→ Short task
Do not carry the pictures over; copy every other part of the entries exactly.

━━━━━━━━

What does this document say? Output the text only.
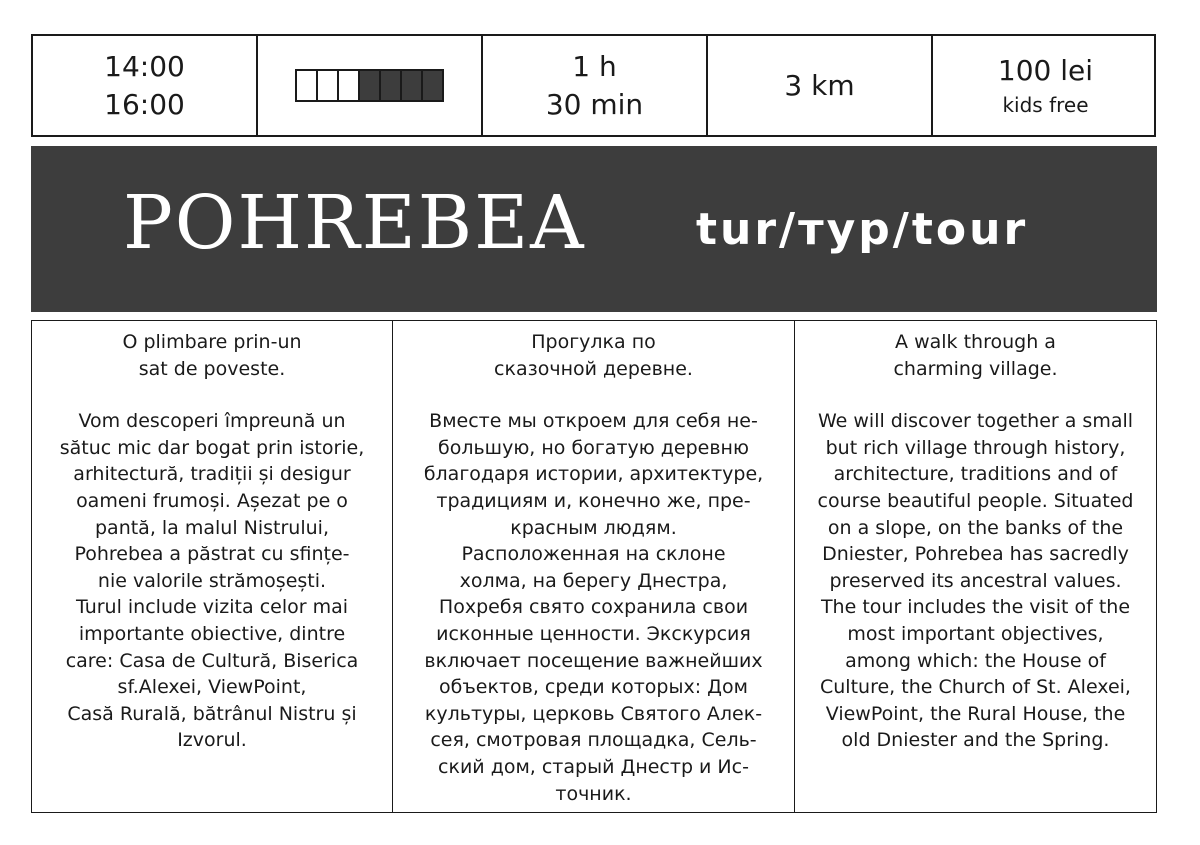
14:00
16:00
1 h
30 min
3 km	100 lei
kids free
POHREBEA	tur/тур/tour
O plimbare prin-un
sat de poveste.
Vom descoperi împreună un
sătuc mic dar bogat prin istorie,
arhitectură, tradiții și desigur
oameni frumoși. Așezat pe o
pantă, la malul Nistrului,
Pohrebea a păstrat cu sfințe-
nie valorile strămoșești.
Turul include vizita celor mai
importante obiective, dintre
care: Casa de Cultură, Biserica
sf.Alexei, ViewPoint,
Casă Rurală, bătrânul Nistru și
Izvorul.
Прогулка по
сказочной деревне.
Вместе мы откроем для себя не-
большую, но богатую деревню
благодаря истории, архитектуре,
традициям и, конечно же, пре-
красным людям.
Расположенная на склоне
холма, на берегу Днестра,
Похребя свято сохранила свои
исконные ценности. Экскурсия
включает посещение важнейших
объектов, среди которых: Дом
культуры, церковь Святого Алек-
сея, смотровая площадка, Сель-
ский дом, старый Днестр и Ис-
точник.
A walk through a
charming village.
We will discover together a small
but rich village through history,
architecture, traditions and of
course beautiful people. Situated
on a slope, on the banks of the
Dniester, Pohrebea has sacredly
preserved its ancestral values.
The tour includes the visit of the
most important objectives,
among which: the House of
Culture, the Church of St. Alexei,
ViewPoint, the Rural House, the
old Dniester and the Spring.
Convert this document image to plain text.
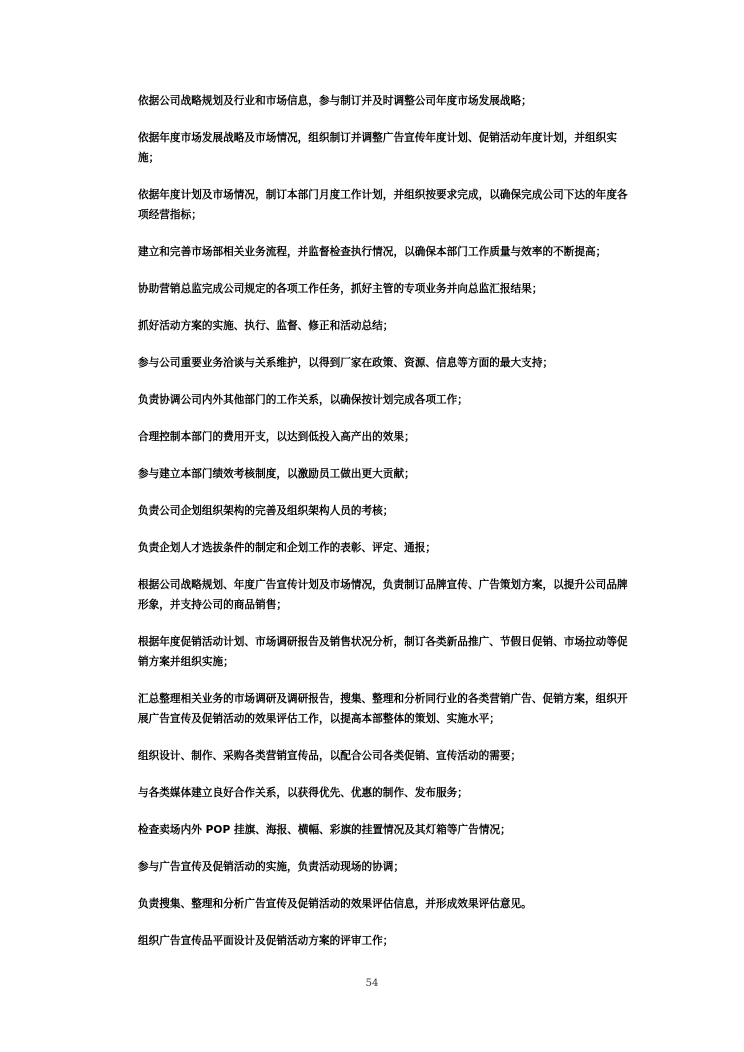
依据公司战略规划及行业和市场信息，参与制订并及时调整公司年度市场发展战略；

依据年度市场发展战略及市场情况，组织制订并调整广告宣传年度计划、促销活动年度计划，并组织实施；

依据年度计划及市场情况，制订本部门月度工作计划，并组织按要求完成，以确保完成公司下达的年度各项经营指标；

建立和完善市场部相关业务流程，并监督检查执行情况，以确保本部门工作质量与效率的不断提高；

协助营销总监完成公司规定的各项工作任务，抓好主管的专项业务并向总监汇报结果；

抓好活动方案的实施、执行、监督、修正和活动总结；

参与公司重要业务洽谈与关系维护，以得到厂家在政策、资源、信息等方面的最大支持；

负责协调公司内外其他部门的工作关系，以确保按计划完成各项工作；

合理控制本部门的费用开支，以达到低投入高产出的效果；

参与建立本部门绩效考核制度，以激励员工做出更大贡献；

负责公司企划组织架构的完善及组织架构人员的考核；

负责企划人才选拔条件的制定和企划工作的表彰、评定、通报；

根据公司战略规划、年度广告宣传计划及市场情况，负责制订品牌宣传、广告策划方案，以提升公司品牌形象，并支持公司的商品销售；

根据年度促销活动计划、市场调研报告及销售状况分析，制订各类新品推广、节假日促销、市场拉动等促销方案并组织实施；

汇总整理相关业务的市场调研及调研报告，搜集、整理和分析同行业的各类营销广告、促销方案，组织开展广告宣传及促销活动的效果评估工作，以提高本部整体的策划、实施水平；

组织设计、制作、采购各类营销宣传品，以配合公司各类促销、宣传活动的需要；

与各类媒体建立良好合作关系，以获得优先、优惠的制作、发布服务；

检查卖场内外 POP 挂旗、海报、横幅、彩旗的挂置情况及其灯箱等广告情况；

参与广告宣传及促销活动的实施，负责活动现场的协调；

负责搜集、整理和分析广告宣传及促销活动的效果评估信息，并形成效果评估意见。

组织广告宣传品平面设计及促销活动方案的评审工作；

54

━━━━━━━━

→ Result below
What does this document say? Output the text only.
14:00
16:00
1 h
30 min
3 km	100 lei
kids free
POHREBEA	tur/тур/tour
O plimbare prin-un
sat de poveste.
Vom descoperi împreună un
sătuc mic dar bogat prin istorie,
arhitectură, tradiții și desigur
oameni frumoși. Așezat pe o
pantă, la malul Nistrului,
Pohrebea a păstrat cu sfințe-
nie valorile strămoșești.
Turul include vizita celor mai
importante obiective, dintre
care: Casa de Cultură, Biserica
sf.Alexei, ViewPoint,
Casă Rurală, bătrânul Nistru și
Izvorul.
Прогулка по
сказочной деревне.
Вместе мы откроем для себя не-
большую, но богатую деревню
благодаря истории, архитектуре,
традициям и, конечно же, пре-
красным людям.
Расположенная на склоне
холма, на берегу Днестра,
Похребя свято сохранила свои
исконные ценности. Экскурсия
включает посещение важнейших
объектов, среди которых: Дом
культуры, церковь Святого Алек-
сея, смотровая площадка, Сель-
ский дом, старый Днестр и Ис-
точник.
A walk through a
charming village.
We will discover together a small
but rich village through history,
architecture, traditions and of
course beautiful people. Situated
on a slope, on the banks of the
Dniester, Pohrebea has sacredly
preserved its ancestral values.
The tour includes the visit of the
most important objectives,
among which: the House of
Culture, the Church of St. Alexei,
ViewPoint, the Rural House, the
old Dniester and the Spring.
Convert this document image to plain text.
依据公司战略规划及行业和市场信息，参与制订并及时调整公司年度市场发展战略；

依据年度市场发展战略及市场情况，组织制订并调整广告宣传年度计划、促销活动年度计划，并组织实施；

依据年度计划及市场情况，制订本部门月度工作计划，并组织按要求完成，以确保完成公司下达的年度各项经营指标；

建立和完善市场部相关业务流程，并监督检查执行情况，以确保本部门工作质量与效率的不断提高；

协助营销总监完成公司规定的各项工作任务，抓好主管的专项业务并向总监汇报结果；

抓好活动方案的实施、执行、监督、修正和活动总结；

参与公司重要业务洽谈与关系维护，以得到厂家在政策、资源、信息等方面的最大支持；

负责协调公司内外其他部门的工作关系，以确保按计划完成各项工作；

合理控制本部门的费用开支，以达到低投入高产出的效果；

参与建立本部门绩效考核制度，以激励员工做出更大贡献；

负责公司企划组织架构的完善及组织架构人员的考核；

负责企划人才选拔条件的制定和企划工作的表彰、评定、通报；

根据公司战略规划、年度广告宣传计划及市场情况，负责制订品牌宣传、广告策划方案，以提升公司品牌形象，并支持公司的商品销售；

根据年度促销活动计划、市场调研报告及销售状况分析，制订各类新品推广、节假日促销、市场拉动等促销方案并组织实施；

汇总整理相关业务的市场调研及调研报告，搜集、整理和分析同行业的各类营销广告、促销方案，组织开展广告宣传及促销活动的效果评估工作，以提高本部整体的策划、实施水平；

组织设计、制作、采购各类营销宣传品，以配合公司各类促销、宣传活动的需要；

与各类媒体建立良好合作关系，以获得优先、优惠的制作、发布服务；

检查卖场内外 POP 挂旗、海报、横幅、彩旗的挂置情况及其灯箱等广告情况；

参与广告宣传及促销活动的实施，负责活动现场的协调；

负责搜集、整理和分析广告宣传及促销活动的效果评估信息，并形成效果评估意见。

组织广告宣传品平面设计及促销活动方案的评审工作；

54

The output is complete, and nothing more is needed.